# Stated task
Write out the entries below once more, exactly.

# Items
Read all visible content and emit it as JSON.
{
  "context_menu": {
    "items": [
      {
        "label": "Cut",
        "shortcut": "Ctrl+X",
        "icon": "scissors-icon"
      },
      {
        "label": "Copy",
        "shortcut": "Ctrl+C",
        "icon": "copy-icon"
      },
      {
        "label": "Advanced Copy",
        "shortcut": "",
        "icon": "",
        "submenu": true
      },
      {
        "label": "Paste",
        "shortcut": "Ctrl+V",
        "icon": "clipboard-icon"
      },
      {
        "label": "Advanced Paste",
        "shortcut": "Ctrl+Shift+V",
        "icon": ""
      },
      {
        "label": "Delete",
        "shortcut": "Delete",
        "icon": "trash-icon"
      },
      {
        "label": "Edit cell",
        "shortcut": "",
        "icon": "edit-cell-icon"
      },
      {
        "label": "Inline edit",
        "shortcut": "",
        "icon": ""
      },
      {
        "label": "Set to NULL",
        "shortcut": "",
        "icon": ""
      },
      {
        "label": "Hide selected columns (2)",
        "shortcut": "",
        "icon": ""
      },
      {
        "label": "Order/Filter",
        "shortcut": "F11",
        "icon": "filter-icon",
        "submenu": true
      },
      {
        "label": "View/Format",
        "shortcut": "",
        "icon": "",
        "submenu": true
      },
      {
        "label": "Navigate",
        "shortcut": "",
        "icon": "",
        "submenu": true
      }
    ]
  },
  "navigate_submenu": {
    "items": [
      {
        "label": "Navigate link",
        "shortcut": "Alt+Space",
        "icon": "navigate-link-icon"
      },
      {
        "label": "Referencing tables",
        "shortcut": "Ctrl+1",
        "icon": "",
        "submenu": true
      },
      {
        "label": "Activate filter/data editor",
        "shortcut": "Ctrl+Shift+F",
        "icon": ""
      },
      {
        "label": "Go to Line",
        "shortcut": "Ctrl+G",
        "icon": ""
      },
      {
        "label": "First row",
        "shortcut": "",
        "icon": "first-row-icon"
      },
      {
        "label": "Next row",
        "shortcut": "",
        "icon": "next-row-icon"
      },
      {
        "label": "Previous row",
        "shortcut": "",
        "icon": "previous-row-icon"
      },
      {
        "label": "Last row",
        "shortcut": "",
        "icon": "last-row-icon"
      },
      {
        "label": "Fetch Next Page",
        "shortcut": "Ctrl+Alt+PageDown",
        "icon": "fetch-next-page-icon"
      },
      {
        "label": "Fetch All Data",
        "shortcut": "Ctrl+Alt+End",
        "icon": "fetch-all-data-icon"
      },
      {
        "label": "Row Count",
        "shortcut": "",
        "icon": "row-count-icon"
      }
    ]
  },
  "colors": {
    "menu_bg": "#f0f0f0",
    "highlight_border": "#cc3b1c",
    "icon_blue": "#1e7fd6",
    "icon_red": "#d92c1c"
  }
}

# Correct answer
Read all visible content and emit it as JSON.
{
  "context_menu": {
    "items": [
      {
        "label": "Cut",
        "shortcut": "Ctrl+X",
        "icon": "scissors-icon"
      },
      {
        "label": "Copy",
        "shortcut": "Ctrl+C",
        "icon": "copy-icon"
      },
      {
        "label": "Advanced Copy",
        "shortcut": "",
        "icon": "",
        "submenu": true
      },
      {
        "label": "Paste",
        "shortcut": "Ctrl+V",
        "icon": "clipboard-icon"
      },
      {
        "label": "Advanced Paste",
        "shortcut": "Ctrl+Shift+V",
        "icon": ""
      },
      {
        "label": "Delete",
        "shortcut": "Delete",
        "icon": "trash-icon"
      },
      {
        "label": "Edit cell",
        "shortcut": "",
        "icon": "edit-cell-icon"
      },
      {
        "label": "Inline edit",
        "shortcut": "",
        "icon": ""
      },
      {
        "label": "Set to NULL",
        "shortcut": "",
        "icon": ""
      },
      {
        "label": "Hide selected columns (2)",
        "shortcut": "",
        "icon": ""
      },
      {
        "label": "Order/Filter",
        "shortcut": "F11",
        "icon": "filter-icon",
        "submenu": true
      },
      {
        "label": "View/Format",
        "shortcut": "",
        "icon": "",
        "submenu": true
      },
      {
        "label": "Navigate",
        "shortcut": "",
        "icon": "",
        "submenu": true
      }
    ]
  },
  "navigate_submenu": {
    "items": [
      {
        "label": "Navigate link",
        "shortcut": "Alt+Space",
        "icon": "navigate-link-icon"
      },
      {
        "label": "Referencing tables",
        "shortcut": "Ctrl+1",
        "icon": "",
        "submenu": true
      },
      {
        "label": "Activate filter/data editor",
        "shortcut": "Ctrl+Shift+F",
        "icon": ""
      },
      {
        "label": "Go to Line",
        "shortcut": "Ctrl+G",
        "icon": ""
      },
      {
        "label": "First row",
        "shortcut": "",
        "icon": "first-row-icon"
      },
      {
        "label": "Next row",
        "shortcut": "",
        "icon": "next-row-icon"
      },
      {
        "label": "Previous row",
        "shortcut": "",
        "icon": "previous-row-icon"
      },
      {
        "label": "Last row",
        "shortcut": "",
        "icon": "last-row-icon"
      },
      {
        "label": "Fetch Next Page",
        "shortcut": "Ctrl+Alt+PageDown",
        "icon": "fetch-next-page-icon"
      },
      {
        "label": "Fetch All Data",
        "shortcut": "Ctrl+Alt+End",
        "icon": "fetch-all-data-icon"
      },
      {
        "label": "Row Count",
        "shortcut": "",
        "icon": "row-count-icon"
      }
    ]
  },
  "colors": {
    "menu_bg": "#f0f0f0",
    "highlight_border": "#cc3b1c",
    "icon_blue": "#1e7fd6",
    "icon_red": "#d92c1c"
  }
}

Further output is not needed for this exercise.